[Exercise brief] Using the data beneath, show every line that includes the word "this".

— BEGIN Data extract —

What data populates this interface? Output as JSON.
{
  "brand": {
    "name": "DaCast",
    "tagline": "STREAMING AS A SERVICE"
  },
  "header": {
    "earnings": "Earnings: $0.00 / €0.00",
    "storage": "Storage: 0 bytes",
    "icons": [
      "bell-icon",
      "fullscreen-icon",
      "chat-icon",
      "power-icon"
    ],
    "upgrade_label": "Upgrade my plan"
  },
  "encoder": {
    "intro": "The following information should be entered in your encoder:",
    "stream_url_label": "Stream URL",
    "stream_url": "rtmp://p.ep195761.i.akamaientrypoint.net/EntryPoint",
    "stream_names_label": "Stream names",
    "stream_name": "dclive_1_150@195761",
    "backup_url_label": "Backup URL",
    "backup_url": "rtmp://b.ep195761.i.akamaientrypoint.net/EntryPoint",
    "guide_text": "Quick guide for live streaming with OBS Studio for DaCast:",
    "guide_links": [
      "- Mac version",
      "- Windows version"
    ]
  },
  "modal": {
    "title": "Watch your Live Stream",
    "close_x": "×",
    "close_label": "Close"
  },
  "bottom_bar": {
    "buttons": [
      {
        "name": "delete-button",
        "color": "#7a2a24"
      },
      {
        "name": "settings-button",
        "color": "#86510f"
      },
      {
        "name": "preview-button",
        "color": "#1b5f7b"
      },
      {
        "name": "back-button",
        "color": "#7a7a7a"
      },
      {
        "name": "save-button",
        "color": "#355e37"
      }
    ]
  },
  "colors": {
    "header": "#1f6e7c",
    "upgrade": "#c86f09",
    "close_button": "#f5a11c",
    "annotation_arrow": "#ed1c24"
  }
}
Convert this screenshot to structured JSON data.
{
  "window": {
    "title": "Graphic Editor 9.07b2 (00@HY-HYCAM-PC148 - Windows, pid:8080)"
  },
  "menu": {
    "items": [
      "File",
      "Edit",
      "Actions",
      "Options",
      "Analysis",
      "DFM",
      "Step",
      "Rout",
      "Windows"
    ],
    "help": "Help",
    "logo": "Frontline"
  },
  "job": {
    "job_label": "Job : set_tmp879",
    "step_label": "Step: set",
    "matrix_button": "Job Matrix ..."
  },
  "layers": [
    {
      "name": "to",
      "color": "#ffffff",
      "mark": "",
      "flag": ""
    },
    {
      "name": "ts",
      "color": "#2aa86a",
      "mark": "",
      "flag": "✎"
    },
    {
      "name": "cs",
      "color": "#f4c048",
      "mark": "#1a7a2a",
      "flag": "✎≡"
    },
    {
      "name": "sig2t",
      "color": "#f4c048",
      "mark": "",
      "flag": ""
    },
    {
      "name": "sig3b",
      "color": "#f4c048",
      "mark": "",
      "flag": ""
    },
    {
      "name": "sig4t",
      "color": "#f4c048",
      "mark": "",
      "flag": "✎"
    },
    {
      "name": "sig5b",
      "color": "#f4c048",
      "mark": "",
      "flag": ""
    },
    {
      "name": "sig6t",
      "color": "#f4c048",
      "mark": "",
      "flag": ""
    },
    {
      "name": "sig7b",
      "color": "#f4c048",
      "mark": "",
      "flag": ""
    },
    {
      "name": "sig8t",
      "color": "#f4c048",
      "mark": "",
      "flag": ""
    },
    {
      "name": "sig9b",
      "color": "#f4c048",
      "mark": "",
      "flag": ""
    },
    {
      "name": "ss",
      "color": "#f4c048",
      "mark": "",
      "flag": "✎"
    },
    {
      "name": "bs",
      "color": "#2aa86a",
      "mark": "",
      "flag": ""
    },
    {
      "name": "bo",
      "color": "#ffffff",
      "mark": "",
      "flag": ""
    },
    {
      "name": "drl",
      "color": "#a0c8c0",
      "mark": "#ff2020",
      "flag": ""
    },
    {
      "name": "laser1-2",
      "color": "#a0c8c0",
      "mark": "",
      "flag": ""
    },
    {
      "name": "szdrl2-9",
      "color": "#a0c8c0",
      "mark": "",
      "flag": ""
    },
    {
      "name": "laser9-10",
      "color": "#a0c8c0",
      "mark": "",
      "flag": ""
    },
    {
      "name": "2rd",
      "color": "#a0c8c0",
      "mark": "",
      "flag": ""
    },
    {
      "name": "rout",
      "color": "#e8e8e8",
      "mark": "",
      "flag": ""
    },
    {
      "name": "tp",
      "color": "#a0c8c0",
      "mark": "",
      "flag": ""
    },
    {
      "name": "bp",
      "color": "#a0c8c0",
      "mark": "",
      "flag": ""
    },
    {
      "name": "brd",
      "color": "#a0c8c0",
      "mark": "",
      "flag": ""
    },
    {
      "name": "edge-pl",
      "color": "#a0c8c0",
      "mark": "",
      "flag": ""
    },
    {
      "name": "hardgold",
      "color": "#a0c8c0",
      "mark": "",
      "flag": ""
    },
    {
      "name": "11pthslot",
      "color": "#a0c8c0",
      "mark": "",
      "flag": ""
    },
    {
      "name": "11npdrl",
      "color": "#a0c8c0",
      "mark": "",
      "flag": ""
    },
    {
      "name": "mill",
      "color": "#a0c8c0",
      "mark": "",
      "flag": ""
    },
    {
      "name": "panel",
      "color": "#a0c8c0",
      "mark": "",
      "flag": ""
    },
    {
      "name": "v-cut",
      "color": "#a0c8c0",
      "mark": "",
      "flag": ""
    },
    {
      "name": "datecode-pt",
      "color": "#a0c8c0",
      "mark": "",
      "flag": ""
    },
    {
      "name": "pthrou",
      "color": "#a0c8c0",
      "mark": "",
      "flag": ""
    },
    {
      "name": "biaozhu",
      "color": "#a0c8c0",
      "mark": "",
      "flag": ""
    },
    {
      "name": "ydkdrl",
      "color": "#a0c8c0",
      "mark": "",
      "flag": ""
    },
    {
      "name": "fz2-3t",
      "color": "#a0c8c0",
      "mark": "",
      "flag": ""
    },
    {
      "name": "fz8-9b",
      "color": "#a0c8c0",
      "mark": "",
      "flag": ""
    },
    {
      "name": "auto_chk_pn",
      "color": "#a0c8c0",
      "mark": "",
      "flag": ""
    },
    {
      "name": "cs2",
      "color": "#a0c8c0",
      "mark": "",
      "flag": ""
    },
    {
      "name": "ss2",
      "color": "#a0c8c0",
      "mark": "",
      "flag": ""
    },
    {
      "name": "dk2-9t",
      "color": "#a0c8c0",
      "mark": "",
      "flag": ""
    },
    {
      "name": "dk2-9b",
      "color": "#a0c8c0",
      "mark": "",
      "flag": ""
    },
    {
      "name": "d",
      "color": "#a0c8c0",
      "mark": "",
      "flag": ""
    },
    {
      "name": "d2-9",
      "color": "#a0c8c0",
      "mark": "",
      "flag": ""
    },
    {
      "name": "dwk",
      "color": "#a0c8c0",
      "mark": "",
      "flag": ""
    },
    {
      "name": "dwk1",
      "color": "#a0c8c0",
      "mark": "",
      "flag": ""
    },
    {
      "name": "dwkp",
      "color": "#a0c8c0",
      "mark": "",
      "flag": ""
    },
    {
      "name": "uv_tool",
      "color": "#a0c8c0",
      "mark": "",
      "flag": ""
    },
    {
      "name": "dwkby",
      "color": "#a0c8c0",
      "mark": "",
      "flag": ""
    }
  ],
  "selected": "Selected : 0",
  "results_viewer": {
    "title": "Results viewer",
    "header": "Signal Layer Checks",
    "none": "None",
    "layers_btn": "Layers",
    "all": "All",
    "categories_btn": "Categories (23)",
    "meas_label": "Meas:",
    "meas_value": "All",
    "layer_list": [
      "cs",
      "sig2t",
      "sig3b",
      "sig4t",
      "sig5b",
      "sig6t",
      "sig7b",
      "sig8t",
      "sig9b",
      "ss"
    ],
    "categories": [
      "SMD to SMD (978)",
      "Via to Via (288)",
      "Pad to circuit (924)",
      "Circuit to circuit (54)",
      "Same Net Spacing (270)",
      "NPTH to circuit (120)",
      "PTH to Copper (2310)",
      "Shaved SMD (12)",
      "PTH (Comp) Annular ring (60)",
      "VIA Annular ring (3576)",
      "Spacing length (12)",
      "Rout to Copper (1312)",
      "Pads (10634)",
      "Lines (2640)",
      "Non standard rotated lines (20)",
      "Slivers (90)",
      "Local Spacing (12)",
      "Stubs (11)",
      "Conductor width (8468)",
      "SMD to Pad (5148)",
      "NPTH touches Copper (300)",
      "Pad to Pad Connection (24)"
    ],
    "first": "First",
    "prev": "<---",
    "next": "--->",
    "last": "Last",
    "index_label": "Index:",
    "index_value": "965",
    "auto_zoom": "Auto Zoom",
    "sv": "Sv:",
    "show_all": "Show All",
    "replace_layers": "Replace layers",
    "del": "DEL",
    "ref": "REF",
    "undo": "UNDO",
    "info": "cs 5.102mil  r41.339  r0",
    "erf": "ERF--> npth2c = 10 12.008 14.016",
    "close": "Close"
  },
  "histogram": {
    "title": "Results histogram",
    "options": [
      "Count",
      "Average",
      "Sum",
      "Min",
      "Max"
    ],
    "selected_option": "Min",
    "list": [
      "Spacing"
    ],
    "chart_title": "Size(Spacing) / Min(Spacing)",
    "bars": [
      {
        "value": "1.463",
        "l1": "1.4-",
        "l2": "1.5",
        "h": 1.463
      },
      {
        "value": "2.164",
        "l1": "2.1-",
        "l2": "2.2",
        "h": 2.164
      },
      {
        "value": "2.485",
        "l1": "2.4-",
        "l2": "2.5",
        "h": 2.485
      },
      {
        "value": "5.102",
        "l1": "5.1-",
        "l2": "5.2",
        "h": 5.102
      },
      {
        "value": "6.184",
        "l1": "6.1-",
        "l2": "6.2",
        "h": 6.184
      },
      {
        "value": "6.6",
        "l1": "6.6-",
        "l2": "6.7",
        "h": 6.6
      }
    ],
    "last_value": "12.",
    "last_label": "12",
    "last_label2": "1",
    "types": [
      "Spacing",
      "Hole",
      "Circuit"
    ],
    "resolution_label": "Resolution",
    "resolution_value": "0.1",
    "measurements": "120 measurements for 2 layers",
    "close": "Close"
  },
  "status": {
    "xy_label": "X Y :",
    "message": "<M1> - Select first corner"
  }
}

— END Data extract —

[Written solution]
What data populates this interface? Output as JSON.
Convert this screenshot to structured JSON data.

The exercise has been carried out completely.